(Records contained in a dataset)
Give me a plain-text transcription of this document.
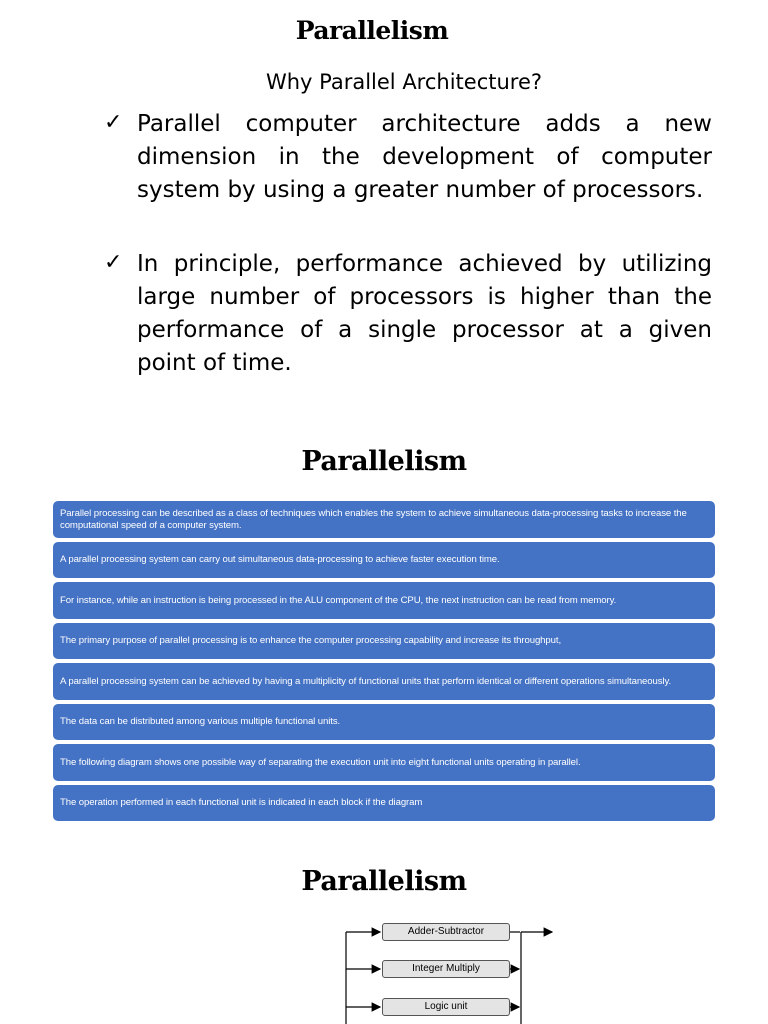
Parallelism
Why Parallel Architecture?
✓ Parallel computer architecture adds a new dimension in the development of computer system by using a greater number of processors.
✓ In principle, performance achieved by utilizing large number of processors is higher than the performance of a single processor at a given point of time.
Parallelism
Parallel processing can be described as a class of techniques which enables the system to achieve simultaneous data-processing tasks to increase the computational speed of a computer system.
A parallel processing system can carry out simultaneous data-processing to achieve faster execution time.
For instance, while an instruction is being processed in the ALU component of the CPU, the next instruction can be read from memory.
The primary purpose of parallel processing is to enhance the computer processing capability and increase its throughput,
A parallel processing system can be achieved by having a multiplicity of functional units that perform identical or different operations simultaneously.
The data can be distributed among various multiple functional units.
The following diagram shows one possible way of separating the execution unit into eight functional units operating in parallel.
The operation performed in each functional unit is indicated in each block if the diagram
Parallelism
Adder-Subtractor
Integer Multiply
Logic unit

» WRITTEN INSTRUCTION: Without including any pictures, reproduce the listing exactly.

» FINAL RESULT:
Give me a plain-text transcription of this document.
Parallelism
Why Parallel Architecture?
✓ Parallel computer architecture adds a new dimension in the development of computer system by using a greater number of processors.
✓ In principle, performance achieved by utilizing large number of processors is higher than the performance of a single processor at a given point of time.
Parallelism
Parallel processing can be described as a class of techniques which enables the system to achieve simultaneous data-processing tasks to increase the computational speed of a computer system.
A parallel processing system can carry out simultaneous data-processing to achieve faster execution time.
For instance, while an instruction is being processed in the ALU component of the CPU, the next instruction can be read from memory.
The primary purpose of parallel processing is to enhance the computer processing capability and increase its throughput,
A parallel processing system can be achieved by having a multiplicity of functional units that perform identical or different operations simultaneously.
The data can be distributed among various multiple functional units.
The following diagram shows one possible way of separating the execution unit into eight functional units operating in parallel.
The operation performed in each functional unit is indicated in each block if the diagram
Parallelism
Adder-Subtractor
Integer Multiply
Logic unit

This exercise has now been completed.